» DATASET ROWS:
※ ※ ※

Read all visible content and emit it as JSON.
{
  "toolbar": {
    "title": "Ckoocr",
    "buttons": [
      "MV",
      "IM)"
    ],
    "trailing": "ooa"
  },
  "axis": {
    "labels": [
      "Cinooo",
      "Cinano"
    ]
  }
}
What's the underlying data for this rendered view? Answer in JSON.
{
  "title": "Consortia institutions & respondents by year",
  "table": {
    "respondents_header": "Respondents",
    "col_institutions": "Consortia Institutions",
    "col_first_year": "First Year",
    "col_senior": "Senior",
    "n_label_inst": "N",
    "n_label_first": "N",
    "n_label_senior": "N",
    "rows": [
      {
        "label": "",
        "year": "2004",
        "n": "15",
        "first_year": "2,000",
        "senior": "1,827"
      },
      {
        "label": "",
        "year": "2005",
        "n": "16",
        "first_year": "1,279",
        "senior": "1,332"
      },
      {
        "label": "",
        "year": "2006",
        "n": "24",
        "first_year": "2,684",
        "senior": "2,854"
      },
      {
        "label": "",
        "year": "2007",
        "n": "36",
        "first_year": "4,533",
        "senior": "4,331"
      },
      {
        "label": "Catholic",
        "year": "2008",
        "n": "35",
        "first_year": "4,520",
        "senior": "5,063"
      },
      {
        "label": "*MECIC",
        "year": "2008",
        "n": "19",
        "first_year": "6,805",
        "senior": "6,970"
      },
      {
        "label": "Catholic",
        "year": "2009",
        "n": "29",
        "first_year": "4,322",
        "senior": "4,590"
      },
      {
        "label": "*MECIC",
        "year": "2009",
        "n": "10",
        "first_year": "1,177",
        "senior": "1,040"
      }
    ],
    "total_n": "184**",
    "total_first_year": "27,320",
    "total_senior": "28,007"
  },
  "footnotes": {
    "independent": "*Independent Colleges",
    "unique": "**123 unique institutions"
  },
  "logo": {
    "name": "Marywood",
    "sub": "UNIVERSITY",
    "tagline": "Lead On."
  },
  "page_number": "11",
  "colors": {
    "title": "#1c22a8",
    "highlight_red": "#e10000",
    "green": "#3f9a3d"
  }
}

※ ※ ※

» WHAT YOU WILL DO:
Copy every line of the records word for word.

» OUTPUT BELOW:
Read all visible content and emit it as JSON.
{
  "toolbar": {
    "title": "Ckoocr",
    "buttons": [
      "MV",
      "IM)"
    ],
    "trailing": "ooa"
  },
  "axis": {
    "labels": [
      "Cinooo",
      "Cinano"
    ]
  }
}
What's the underlying data for this rendered view? Answer in JSON.
{
  "title": "Consortia institutions & respondents by year",
  "table": {
    "respondents_header": "Respondents",
    "col_institutions": "Consortia Institutions",
    "col_first_year": "First Year",
    "col_senior": "Senior",
    "n_label_inst": "N",
    "n_label_first": "N",
    "n_label_senior": "N",
    "rows": [
      {
        "label": "",
        "year": "2004",
        "n": "15",
        "first_year": "2,000",
        "senior": "1,827"
      },
      {
        "label": "",
        "year": "2005",
        "n": "16",
        "first_year": "1,279",
        "senior": "1,332"
      },
      {
        "label": "",
        "year": "2006",
        "n": "24",
        "first_year": "2,684",
        "senior": "2,854"
      },
      {
        "label": "",
        "year": "2007",
        "n": "36",
        "first_year": "4,533",
        "senior": "4,331"
      },
      {
        "label": "Catholic",
        "year": "2008",
        "n": "35",
        "first_year": "4,520",
        "senior": "5,063"
      },
      {
        "label": "*MECIC",
        "year": "2008",
        "n": "19",
        "first_year": "6,805",
        "senior": "6,970"
      },
      {
        "label": "Catholic",
        "year": "2009",
        "n": "29",
        "first_year": "4,322",
        "senior": "4,590"
      },
      {
        "label": "*MECIC",
        "year": "2009",
        "n": "10",
        "first_year": "1,177",
        "senior": "1,040"
      }
    ],
    "total_n": "184**",
    "total_first_year": "27,320",
    "total_senior": "28,007"
  },
  "footnotes": {
    "independent": "*Independent Colleges",
    "unique": "**123 unique institutions"
  },
  "logo": {
    "name": "Marywood",
    "sub": "UNIVERSITY",
    "tagline": "Lead On."
  },
  "page_number": "11",
  "colors": {
    "title": "#1c22a8",
    "highlight_red": "#e10000",
    "green": "#3f9a3d"
  }
}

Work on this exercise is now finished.